_Supplied data_
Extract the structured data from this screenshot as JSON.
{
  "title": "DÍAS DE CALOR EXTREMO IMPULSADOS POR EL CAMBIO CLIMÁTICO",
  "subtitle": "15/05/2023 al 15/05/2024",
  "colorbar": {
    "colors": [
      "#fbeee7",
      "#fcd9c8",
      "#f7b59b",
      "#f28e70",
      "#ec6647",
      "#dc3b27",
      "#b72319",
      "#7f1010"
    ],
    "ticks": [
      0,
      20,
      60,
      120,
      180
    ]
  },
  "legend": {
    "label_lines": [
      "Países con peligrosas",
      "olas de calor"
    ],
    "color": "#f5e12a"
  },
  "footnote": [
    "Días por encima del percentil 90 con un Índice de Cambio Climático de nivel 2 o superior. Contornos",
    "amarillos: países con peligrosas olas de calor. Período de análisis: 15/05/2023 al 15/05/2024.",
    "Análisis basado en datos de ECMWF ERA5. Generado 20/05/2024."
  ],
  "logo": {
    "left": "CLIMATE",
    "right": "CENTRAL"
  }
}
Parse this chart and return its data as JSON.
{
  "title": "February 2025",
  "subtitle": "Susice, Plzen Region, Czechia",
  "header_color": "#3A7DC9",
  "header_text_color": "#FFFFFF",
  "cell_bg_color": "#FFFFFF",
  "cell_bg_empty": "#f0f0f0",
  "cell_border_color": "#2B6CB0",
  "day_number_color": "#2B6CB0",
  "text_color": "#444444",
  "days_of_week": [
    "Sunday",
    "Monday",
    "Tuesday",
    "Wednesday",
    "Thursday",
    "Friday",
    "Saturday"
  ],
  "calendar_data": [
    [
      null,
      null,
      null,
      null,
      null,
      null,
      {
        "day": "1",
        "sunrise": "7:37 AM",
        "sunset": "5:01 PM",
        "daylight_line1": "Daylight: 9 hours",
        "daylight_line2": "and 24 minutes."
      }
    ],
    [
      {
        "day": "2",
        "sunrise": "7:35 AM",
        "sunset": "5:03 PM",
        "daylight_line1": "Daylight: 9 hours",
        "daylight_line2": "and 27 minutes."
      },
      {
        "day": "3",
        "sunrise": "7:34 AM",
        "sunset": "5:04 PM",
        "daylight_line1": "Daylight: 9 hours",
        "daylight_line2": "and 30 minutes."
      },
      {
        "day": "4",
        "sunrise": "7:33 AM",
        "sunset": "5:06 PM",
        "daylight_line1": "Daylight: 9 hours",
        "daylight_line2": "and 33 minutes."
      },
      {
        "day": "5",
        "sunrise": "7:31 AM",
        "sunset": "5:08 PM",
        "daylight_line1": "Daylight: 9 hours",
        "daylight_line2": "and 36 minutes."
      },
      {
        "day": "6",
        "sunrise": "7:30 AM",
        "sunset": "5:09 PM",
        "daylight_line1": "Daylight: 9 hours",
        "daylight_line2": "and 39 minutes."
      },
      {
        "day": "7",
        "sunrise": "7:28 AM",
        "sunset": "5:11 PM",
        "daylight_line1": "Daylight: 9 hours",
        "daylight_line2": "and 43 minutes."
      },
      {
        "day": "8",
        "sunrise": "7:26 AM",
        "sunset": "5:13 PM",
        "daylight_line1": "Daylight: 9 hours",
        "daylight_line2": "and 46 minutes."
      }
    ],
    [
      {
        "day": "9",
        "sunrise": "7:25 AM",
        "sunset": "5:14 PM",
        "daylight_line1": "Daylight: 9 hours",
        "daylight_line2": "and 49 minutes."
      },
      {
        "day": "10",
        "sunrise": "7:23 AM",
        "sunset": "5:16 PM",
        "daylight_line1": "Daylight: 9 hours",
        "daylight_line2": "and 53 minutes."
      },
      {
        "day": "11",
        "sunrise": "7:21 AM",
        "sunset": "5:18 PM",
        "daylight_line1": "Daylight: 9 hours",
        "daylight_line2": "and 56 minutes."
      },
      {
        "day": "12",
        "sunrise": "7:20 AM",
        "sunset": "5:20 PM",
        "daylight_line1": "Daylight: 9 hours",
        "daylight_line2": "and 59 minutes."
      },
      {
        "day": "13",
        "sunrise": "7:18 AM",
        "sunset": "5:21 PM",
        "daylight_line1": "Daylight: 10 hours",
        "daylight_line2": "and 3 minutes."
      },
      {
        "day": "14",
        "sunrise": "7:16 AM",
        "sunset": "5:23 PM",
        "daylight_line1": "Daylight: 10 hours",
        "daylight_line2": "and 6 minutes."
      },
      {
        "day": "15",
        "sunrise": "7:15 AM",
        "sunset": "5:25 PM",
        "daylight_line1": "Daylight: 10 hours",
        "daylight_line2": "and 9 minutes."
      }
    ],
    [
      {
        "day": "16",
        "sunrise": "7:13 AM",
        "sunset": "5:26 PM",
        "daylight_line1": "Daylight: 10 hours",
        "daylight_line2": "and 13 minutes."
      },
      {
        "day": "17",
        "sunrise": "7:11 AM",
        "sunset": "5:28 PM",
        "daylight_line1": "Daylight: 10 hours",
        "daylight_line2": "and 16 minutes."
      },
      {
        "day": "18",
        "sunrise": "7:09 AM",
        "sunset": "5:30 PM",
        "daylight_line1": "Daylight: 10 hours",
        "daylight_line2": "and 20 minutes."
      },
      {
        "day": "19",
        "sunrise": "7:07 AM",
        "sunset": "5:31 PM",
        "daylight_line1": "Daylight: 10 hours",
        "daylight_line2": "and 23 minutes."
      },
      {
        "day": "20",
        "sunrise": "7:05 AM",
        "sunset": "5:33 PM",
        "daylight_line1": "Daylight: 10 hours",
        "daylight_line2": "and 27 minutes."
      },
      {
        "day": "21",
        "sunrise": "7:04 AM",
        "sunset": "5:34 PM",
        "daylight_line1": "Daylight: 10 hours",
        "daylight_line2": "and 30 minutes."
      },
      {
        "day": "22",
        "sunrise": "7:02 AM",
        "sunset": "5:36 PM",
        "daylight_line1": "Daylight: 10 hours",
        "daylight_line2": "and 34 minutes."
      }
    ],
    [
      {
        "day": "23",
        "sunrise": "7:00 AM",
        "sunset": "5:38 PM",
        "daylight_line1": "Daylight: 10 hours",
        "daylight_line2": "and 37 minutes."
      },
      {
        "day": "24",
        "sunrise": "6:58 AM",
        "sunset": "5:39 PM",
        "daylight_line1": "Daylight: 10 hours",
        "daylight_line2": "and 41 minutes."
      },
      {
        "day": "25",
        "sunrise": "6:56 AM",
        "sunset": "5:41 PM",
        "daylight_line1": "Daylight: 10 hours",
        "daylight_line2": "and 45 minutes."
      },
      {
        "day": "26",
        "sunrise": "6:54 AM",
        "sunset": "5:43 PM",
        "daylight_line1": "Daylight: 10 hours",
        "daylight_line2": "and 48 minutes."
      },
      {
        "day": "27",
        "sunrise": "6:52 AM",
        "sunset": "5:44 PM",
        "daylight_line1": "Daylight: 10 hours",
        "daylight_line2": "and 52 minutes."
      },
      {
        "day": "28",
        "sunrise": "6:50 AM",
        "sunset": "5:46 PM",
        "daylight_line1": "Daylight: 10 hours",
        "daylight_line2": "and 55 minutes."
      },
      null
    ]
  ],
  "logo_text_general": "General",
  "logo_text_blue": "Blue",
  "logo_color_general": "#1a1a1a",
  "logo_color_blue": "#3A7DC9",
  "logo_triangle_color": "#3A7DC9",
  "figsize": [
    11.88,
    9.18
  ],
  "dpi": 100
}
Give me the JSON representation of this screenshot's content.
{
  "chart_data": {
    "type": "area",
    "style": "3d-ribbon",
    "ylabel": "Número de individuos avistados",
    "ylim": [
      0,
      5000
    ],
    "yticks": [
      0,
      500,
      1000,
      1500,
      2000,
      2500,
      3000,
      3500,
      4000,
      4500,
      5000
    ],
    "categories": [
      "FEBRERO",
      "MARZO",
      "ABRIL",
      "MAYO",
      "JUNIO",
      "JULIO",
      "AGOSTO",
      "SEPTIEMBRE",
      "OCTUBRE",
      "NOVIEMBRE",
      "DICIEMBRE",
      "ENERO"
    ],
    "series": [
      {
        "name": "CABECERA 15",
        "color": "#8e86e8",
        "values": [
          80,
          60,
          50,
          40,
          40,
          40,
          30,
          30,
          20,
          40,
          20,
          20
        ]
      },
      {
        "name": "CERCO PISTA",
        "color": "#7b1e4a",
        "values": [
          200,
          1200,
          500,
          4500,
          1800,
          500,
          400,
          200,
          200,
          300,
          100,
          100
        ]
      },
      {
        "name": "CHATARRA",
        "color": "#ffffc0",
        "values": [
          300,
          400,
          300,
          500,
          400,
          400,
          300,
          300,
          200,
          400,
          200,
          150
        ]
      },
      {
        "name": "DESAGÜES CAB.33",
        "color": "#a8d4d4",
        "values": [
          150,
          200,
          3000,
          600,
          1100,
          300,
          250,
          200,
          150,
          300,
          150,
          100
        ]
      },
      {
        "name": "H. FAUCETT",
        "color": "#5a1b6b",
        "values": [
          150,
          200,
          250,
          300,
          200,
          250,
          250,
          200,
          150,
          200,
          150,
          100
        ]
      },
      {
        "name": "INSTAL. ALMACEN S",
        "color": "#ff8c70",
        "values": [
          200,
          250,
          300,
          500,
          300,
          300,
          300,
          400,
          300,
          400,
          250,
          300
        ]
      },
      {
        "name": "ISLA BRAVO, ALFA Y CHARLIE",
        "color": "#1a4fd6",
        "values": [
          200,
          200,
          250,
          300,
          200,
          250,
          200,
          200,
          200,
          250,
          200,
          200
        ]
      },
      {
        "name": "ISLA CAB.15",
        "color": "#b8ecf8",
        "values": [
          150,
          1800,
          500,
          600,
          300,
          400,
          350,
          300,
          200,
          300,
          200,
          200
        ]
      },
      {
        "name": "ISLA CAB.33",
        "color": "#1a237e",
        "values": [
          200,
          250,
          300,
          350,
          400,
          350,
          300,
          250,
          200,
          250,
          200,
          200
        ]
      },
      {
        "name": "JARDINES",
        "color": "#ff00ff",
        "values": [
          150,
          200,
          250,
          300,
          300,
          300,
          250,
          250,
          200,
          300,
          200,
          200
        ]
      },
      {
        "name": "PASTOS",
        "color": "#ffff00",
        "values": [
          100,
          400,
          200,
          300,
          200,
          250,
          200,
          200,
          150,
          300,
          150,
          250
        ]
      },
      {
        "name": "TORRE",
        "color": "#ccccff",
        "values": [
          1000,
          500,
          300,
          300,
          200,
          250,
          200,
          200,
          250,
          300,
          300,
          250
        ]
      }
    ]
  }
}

_The request_
Find each line with the string "screenshot" and copy it out.

_Written solution_
Extract the structured data from this screenshot as JSON.
Give me the JSON representation of this screenshot's content.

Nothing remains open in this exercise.